====== Data rows

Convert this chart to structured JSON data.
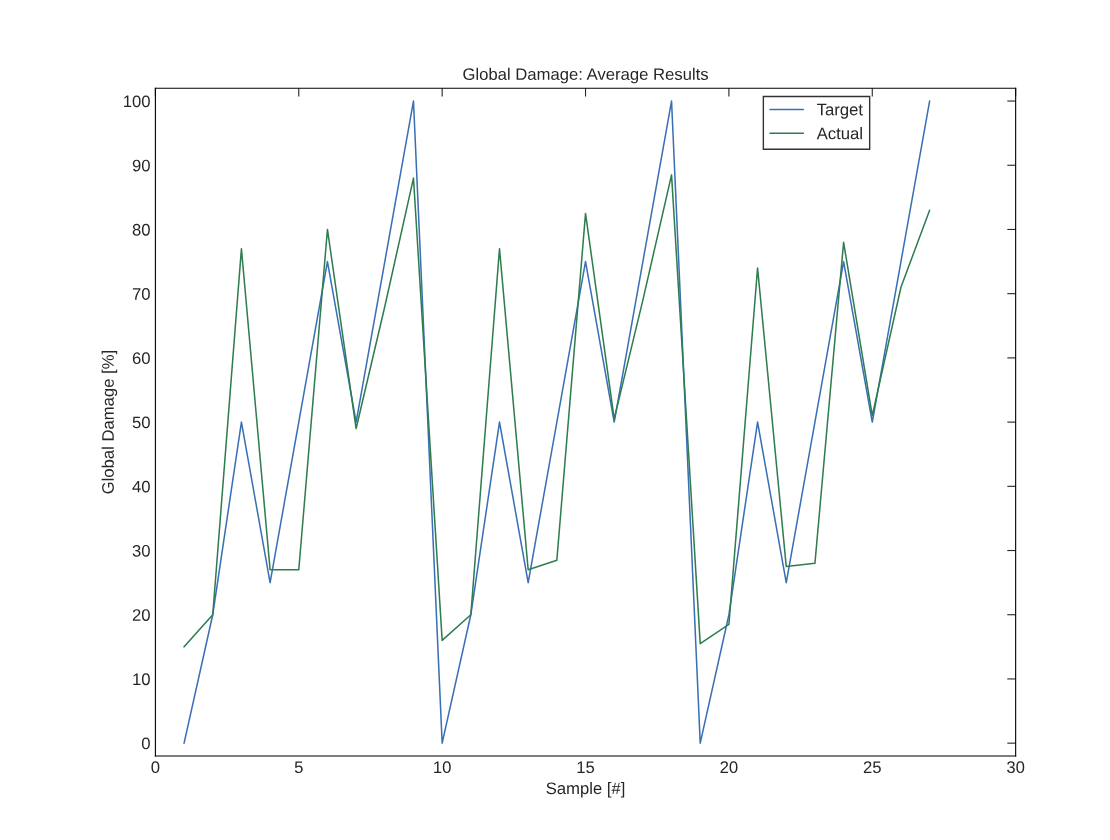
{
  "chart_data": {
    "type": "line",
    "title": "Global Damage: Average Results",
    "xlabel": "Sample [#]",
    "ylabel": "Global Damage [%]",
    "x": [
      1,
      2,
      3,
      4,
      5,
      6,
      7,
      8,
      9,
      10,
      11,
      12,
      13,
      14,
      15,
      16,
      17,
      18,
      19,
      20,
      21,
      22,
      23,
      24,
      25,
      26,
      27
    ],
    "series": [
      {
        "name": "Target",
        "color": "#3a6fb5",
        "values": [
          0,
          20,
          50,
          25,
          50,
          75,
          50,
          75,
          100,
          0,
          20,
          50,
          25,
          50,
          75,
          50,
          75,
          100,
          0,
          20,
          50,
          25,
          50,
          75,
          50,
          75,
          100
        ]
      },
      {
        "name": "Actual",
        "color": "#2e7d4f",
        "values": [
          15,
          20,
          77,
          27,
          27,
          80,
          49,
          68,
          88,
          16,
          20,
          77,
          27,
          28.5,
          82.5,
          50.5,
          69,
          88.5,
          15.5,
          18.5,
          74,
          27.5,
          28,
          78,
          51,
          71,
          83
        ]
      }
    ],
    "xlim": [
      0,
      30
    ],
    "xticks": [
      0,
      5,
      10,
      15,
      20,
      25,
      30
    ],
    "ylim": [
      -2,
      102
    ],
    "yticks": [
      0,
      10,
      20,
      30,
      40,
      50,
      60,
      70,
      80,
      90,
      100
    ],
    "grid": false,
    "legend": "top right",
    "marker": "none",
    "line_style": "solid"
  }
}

============

Written exercise
The answer is a single number, the count of lines in the records that contain the string "Damage".

Finished answer
2